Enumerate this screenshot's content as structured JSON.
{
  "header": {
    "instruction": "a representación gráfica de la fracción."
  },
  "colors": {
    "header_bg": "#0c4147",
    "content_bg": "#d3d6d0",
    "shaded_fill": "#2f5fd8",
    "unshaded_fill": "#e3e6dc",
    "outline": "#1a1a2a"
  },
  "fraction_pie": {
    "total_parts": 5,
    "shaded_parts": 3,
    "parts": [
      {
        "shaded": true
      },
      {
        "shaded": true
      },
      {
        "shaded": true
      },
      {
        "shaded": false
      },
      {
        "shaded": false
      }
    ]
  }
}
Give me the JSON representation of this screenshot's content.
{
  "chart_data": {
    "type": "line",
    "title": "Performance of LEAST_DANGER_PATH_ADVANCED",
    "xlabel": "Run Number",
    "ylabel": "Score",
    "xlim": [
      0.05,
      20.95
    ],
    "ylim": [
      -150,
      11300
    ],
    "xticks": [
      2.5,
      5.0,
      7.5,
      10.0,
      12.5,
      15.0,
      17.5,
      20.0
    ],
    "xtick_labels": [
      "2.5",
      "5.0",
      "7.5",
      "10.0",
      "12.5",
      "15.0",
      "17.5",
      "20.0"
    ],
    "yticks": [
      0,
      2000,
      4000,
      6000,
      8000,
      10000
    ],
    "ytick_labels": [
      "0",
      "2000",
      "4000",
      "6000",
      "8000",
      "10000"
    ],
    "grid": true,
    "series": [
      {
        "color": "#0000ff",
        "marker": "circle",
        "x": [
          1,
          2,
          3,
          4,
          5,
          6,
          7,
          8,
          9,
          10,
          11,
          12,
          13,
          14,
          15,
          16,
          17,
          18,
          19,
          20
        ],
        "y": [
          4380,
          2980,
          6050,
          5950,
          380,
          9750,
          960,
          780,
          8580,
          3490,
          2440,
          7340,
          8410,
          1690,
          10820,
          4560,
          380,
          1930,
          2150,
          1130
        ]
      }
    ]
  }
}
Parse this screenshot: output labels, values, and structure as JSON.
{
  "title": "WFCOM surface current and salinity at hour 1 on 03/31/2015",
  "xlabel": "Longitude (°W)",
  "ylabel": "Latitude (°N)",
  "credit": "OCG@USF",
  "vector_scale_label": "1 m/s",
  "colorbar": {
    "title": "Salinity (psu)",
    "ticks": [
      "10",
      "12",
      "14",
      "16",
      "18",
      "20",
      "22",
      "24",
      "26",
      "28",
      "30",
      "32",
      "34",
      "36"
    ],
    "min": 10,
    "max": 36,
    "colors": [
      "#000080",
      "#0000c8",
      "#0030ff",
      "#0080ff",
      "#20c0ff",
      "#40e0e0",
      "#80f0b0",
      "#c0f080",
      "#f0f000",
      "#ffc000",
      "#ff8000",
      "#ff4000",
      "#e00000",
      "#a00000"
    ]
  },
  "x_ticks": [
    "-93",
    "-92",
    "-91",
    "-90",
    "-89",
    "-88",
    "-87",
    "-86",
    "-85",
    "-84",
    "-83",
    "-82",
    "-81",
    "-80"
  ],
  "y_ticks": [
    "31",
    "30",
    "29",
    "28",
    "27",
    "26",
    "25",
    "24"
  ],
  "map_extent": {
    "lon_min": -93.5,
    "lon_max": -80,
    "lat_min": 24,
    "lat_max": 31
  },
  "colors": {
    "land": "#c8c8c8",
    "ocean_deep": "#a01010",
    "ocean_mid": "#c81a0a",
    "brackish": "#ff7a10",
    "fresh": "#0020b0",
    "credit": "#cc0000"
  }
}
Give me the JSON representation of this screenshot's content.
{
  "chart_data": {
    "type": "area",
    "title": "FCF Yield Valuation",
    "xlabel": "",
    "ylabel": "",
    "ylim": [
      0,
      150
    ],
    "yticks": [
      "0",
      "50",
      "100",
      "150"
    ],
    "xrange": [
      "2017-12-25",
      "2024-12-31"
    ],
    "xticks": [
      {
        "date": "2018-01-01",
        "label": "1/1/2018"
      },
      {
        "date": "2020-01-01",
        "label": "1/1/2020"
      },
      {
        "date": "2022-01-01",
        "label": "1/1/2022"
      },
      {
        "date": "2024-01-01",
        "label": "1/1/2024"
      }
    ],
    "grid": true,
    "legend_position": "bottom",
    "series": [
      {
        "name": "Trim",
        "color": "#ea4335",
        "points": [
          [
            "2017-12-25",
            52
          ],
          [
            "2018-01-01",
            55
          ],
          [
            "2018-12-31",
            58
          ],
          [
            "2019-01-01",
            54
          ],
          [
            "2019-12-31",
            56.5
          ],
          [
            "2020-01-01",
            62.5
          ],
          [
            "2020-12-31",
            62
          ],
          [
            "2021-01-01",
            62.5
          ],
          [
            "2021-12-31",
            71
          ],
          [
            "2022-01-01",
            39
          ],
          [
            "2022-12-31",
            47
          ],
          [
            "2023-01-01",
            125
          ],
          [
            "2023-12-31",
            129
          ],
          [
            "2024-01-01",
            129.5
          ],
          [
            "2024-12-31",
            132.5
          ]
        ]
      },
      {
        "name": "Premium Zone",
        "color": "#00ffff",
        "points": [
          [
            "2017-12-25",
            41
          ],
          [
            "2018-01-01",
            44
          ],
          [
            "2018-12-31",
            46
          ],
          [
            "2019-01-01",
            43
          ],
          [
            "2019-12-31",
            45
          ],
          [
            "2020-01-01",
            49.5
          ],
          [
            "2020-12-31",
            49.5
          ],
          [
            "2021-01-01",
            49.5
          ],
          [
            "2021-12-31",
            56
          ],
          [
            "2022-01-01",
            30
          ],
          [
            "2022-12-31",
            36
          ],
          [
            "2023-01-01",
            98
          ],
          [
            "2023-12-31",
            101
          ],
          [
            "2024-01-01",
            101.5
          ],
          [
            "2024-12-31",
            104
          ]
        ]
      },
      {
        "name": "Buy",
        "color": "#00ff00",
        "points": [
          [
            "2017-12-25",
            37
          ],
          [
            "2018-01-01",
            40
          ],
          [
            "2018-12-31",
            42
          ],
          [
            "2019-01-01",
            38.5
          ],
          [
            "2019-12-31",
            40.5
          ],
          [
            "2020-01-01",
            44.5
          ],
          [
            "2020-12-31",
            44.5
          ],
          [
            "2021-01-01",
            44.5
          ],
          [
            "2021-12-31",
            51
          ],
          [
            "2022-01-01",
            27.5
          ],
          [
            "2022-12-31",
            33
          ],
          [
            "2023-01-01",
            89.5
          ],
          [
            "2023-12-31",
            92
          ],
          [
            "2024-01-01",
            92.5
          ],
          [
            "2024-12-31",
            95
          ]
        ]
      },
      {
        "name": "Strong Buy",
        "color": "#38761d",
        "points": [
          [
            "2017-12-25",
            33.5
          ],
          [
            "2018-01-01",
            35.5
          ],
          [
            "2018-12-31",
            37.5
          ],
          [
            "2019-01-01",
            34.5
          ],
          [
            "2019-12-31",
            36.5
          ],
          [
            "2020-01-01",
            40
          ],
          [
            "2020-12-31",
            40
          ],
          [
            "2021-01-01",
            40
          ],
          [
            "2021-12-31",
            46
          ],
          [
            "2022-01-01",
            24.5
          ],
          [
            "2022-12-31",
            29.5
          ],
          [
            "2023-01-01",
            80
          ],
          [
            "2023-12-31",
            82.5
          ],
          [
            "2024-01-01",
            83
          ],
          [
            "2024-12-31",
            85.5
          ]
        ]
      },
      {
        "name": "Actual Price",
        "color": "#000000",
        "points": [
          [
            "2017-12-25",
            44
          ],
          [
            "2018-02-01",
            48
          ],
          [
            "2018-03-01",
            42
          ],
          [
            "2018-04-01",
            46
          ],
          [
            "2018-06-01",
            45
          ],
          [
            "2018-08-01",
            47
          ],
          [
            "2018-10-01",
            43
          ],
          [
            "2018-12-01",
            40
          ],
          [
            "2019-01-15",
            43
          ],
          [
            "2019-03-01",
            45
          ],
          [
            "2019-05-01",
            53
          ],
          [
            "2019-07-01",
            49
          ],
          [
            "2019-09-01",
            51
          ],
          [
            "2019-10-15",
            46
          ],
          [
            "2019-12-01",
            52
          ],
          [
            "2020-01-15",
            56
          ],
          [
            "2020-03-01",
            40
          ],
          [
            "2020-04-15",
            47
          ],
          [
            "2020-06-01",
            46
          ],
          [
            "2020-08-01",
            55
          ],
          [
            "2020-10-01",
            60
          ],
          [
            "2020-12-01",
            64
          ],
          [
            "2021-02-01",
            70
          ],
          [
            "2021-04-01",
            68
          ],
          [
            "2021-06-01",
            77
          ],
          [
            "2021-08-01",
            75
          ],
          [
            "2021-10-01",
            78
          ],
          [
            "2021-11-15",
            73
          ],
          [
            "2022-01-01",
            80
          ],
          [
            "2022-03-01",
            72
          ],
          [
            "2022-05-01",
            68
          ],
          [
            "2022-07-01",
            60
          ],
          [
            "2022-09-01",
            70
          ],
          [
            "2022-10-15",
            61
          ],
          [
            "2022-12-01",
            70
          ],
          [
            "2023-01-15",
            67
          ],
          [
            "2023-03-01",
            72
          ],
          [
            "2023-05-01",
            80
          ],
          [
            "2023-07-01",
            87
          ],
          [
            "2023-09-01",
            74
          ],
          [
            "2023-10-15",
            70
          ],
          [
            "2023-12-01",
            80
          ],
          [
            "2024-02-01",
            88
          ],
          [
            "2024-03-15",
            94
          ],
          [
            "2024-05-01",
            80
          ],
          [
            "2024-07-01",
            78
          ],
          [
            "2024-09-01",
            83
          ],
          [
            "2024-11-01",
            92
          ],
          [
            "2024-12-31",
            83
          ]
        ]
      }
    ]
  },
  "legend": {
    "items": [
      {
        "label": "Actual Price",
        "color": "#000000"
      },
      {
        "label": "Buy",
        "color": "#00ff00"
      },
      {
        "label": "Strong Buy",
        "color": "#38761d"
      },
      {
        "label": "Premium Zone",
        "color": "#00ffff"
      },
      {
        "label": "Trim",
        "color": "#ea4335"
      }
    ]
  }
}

..........

What you should do: Leave out every line without the string "screenshot" and copy the rest.

In response:
Enumerate this screenshot's content as structured JSON.
Give me the JSON representation of this screenshot's content.
Parse this screenshot: output labels, values, and structure as JSON.
Give me the JSON representation of this screenshot's content.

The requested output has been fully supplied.